Directive »
Which lines hold the string "those"? Copy every one of them.
-- Start Data in this exercise --
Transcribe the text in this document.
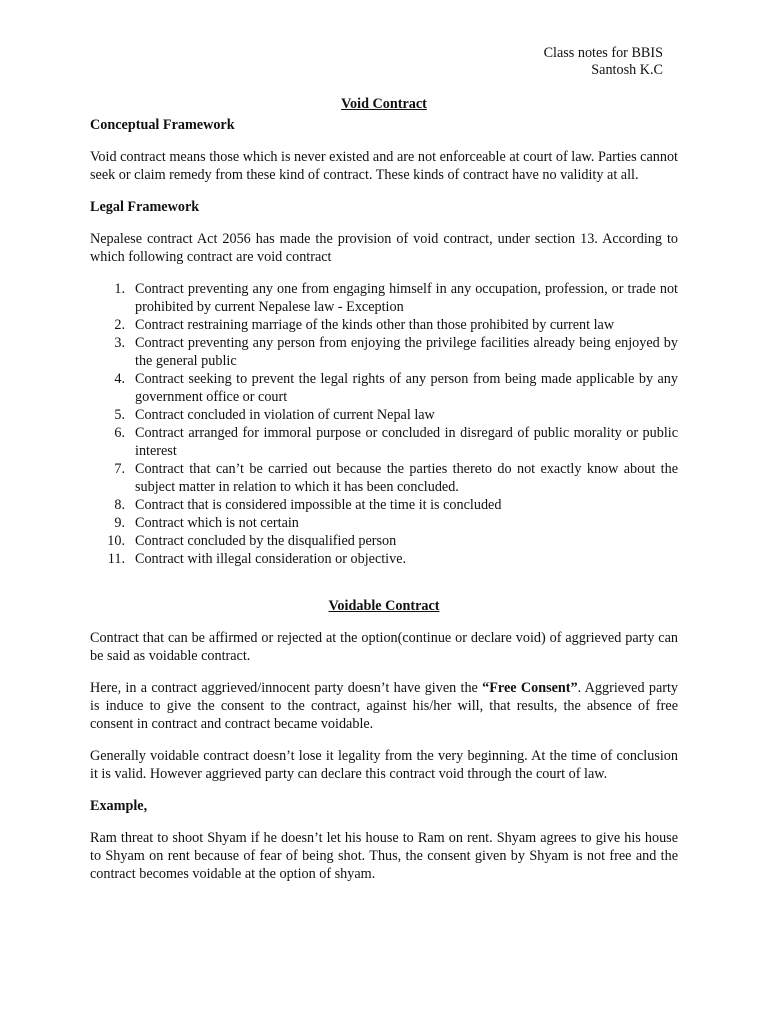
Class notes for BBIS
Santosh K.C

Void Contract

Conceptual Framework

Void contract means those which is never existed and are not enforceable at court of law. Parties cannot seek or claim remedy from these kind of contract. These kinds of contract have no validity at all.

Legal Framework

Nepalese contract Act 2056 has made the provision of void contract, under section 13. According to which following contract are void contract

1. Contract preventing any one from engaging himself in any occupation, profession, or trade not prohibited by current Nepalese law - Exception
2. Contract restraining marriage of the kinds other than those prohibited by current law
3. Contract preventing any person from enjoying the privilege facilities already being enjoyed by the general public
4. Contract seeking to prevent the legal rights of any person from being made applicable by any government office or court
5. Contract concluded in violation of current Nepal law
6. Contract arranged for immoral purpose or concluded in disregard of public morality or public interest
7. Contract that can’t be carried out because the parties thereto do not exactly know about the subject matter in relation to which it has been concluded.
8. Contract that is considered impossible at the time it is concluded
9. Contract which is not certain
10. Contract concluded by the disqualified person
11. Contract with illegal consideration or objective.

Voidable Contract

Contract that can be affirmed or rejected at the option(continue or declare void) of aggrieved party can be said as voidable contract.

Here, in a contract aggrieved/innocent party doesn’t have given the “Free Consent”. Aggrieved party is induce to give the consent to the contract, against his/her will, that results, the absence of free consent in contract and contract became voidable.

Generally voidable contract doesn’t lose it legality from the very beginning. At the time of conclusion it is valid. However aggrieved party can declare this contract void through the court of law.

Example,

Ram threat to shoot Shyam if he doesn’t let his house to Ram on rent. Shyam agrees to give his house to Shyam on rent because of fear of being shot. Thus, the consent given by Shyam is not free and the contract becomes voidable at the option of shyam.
-- End Data in this exercise --
-- Start Data in this exercise --
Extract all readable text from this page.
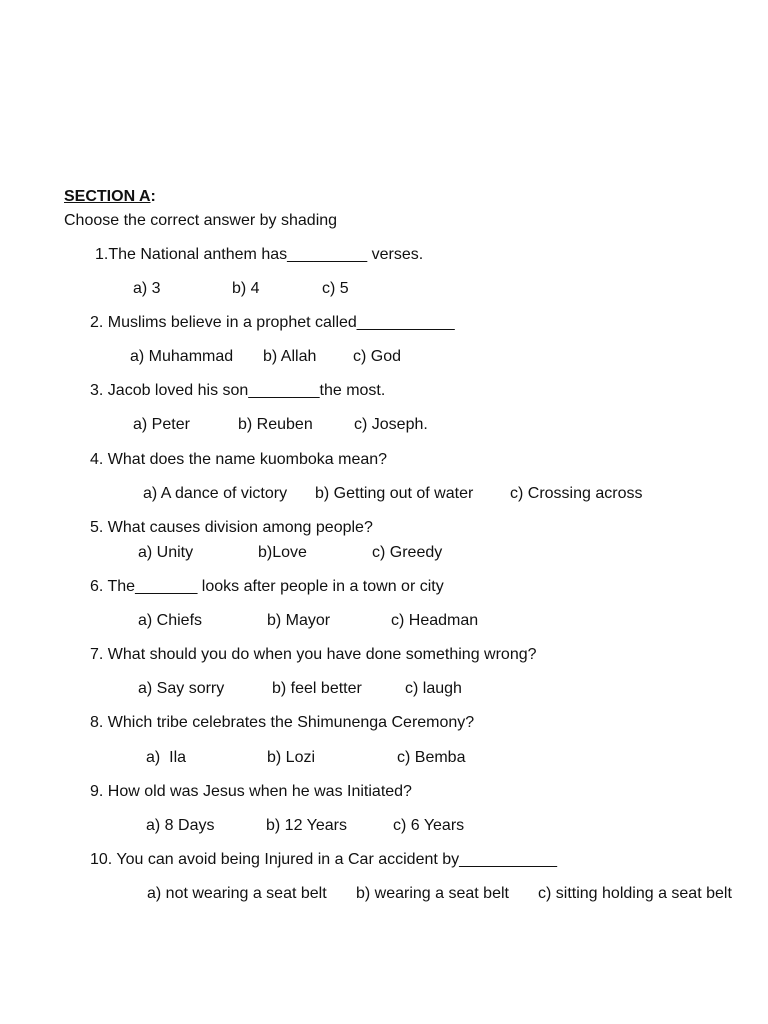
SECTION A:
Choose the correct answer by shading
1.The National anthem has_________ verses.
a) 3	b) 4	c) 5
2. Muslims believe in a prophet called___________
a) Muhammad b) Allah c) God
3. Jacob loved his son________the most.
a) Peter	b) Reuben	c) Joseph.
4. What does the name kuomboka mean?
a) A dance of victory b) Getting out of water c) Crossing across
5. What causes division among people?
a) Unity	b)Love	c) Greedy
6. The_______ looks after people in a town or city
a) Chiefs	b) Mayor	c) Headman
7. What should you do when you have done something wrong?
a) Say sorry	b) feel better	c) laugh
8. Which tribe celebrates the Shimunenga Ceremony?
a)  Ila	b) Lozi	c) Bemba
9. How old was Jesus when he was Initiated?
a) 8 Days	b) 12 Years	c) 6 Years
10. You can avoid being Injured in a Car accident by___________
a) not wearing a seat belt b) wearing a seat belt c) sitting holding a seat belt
-- End Data in this exercise --
-- Start Data in this exercise --
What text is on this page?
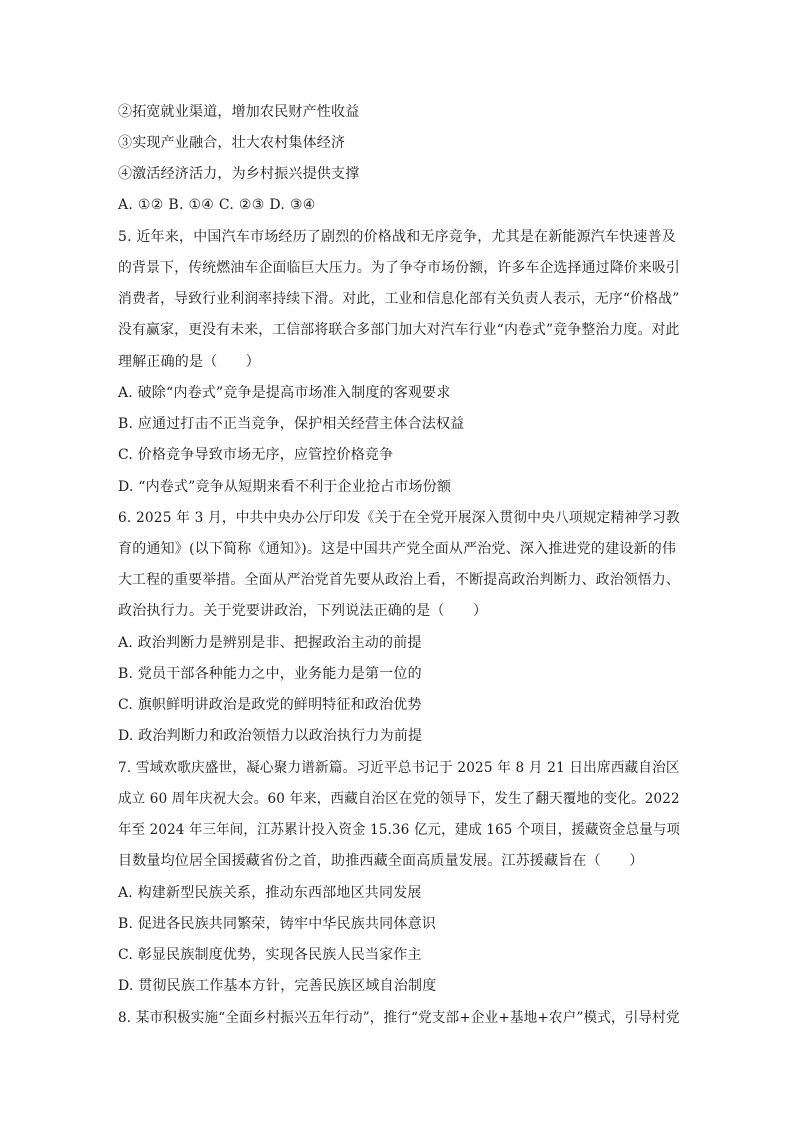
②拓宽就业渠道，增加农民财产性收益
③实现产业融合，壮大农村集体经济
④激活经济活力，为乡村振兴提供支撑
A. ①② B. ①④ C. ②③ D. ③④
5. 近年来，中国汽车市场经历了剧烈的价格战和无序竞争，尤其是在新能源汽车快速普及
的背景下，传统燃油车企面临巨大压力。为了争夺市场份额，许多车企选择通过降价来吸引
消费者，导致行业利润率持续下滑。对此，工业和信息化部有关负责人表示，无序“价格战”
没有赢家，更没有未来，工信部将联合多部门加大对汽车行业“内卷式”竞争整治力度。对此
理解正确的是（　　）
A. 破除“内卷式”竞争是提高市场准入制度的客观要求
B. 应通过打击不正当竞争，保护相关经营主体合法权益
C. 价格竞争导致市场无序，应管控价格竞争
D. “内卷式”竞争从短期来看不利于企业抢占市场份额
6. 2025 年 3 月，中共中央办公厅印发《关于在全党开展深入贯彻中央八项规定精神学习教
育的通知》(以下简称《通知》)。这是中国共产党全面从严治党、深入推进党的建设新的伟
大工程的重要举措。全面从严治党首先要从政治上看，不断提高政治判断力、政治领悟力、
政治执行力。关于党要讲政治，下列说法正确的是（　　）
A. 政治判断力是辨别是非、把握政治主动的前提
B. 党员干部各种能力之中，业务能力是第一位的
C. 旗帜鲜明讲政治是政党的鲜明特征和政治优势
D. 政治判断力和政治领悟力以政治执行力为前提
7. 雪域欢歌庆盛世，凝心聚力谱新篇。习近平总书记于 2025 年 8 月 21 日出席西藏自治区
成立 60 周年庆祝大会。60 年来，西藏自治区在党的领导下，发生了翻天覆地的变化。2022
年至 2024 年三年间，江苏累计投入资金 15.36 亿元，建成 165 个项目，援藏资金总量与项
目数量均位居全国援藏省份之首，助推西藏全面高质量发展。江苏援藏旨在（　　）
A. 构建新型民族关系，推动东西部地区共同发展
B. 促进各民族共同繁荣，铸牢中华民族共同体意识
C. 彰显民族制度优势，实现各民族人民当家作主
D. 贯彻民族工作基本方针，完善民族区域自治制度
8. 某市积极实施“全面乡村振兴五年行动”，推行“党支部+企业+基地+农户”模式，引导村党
-- End Data in this exercise --
Response to this task »
Void contract means those which is never existed and are not enforceable at court of law. Parties cannot seek or claim remedy from these kind of contract. These kinds of contract have no validity at all.
2. Contract restraining marriage of the kinds other than those prohibited by current law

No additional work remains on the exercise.